-- BEGIN --
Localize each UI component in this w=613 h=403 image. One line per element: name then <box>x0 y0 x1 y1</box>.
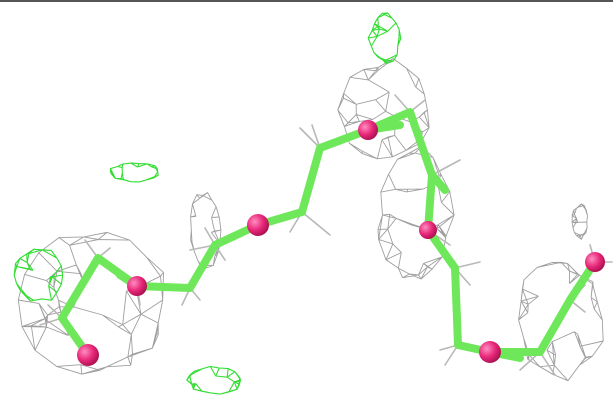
oxygen-atom <box>585 252 605 272</box>
hydrogen-stick <box>299 127 321 149</box>
backbone-bonds <box>58 108 599 362</box>
hydrogen-stick <box>431 159 461 176</box>
density-mesh-green <box>13 12 402 395</box>
mesh-blob-left <box>17 231 164 375</box>
green-mesh-upper <box>109 162 159 183</box>
hydrogen-stick <box>301 211 331 236</box>
mesh-blob-right <box>518 261 604 382</box>
hydrogen-bonds <box>39 94 613 376</box>
oxygen-atom <box>247 214 269 236</box>
top-border <box>0 0 613 2</box>
oxygen-atom <box>419 221 437 239</box>
oxygen-atom <box>358 120 378 140</box>
oxygen-atom <box>127 276 147 296</box>
green-mesh-left <box>13 248 64 302</box>
oxygen-atom <box>77 344 99 366</box>
hydrogen-stick <box>539 351 556 376</box>
hydrogen-stick <box>454 261 481 269</box>
bond-stub <box>428 171 449 194</box>
hydrogen-stick <box>311 124 321 149</box>
mesh-blob-middle <box>377 145 455 280</box>
mesh-blob-tip <box>571 203 588 240</box>
green-mesh-bottom <box>185 365 242 395</box>
oxygen-atom <box>479 341 501 363</box>
oxygen-atoms <box>77 120 605 366</box>
green-mesh-top <box>367 12 402 64</box>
-- END --
WHAT YOU SHOULD DO:
Change every "hydrogen-stick" in the rows above to "hydrogen-rod" and reproduce them with everything else intact, leaving out the pictures.

RESPONSE TO THE TASK:
Localize each UI component in this w=613 h=403 image. One line per element: name then <box>x0 y0 x1 y1</box>.
oxygen-atom <box>585 252 605 272</box>
hydrogen-rod <box>299 127 321 149</box>
backbone-bonds <box>58 108 599 362</box>
hydrogen-rod <box>431 159 461 176</box>
density-mesh-green <box>13 12 402 395</box>
mesh-blob-left <box>17 231 164 375</box>
green-mesh-upper <box>109 162 159 183</box>
hydrogen-rod <box>301 211 331 236</box>
mesh-blob-right <box>518 261 604 382</box>
hydrogen-bonds <box>39 94 613 376</box>
oxygen-atom <box>247 214 269 236</box>
top-border <box>0 0 613 2</box>
oxygen-atom <box>419 221 437 239</box>
oxygen-atom <box>358 120 378 140</box>
oxygen-atom <box>127 276 147 296</box>
green-mesh-left <box>13 248 64 302</box>
oxygen-atom <box>77 344 99 366</box>
hydrogen-rod <box>539 351 556 376</box>
hydrogen-rod <box>454 261 481 269</box>
bond-stub <box>428 171 449 194</box>
hydrogen-rod <box>311 124 321 149</box>
mesh-blob-middle <box>377 145 455 280</box>
mesh-blob-tip <box>571 203 588 240</box>
green-mesh-bottom <box>185 365 242 395</box>
oxygen-atom <box>479 341 501 363</box>
oxygen-atoms <box>77 120 605 366</box>
green-mesh-top <box>367 12 402 64</box>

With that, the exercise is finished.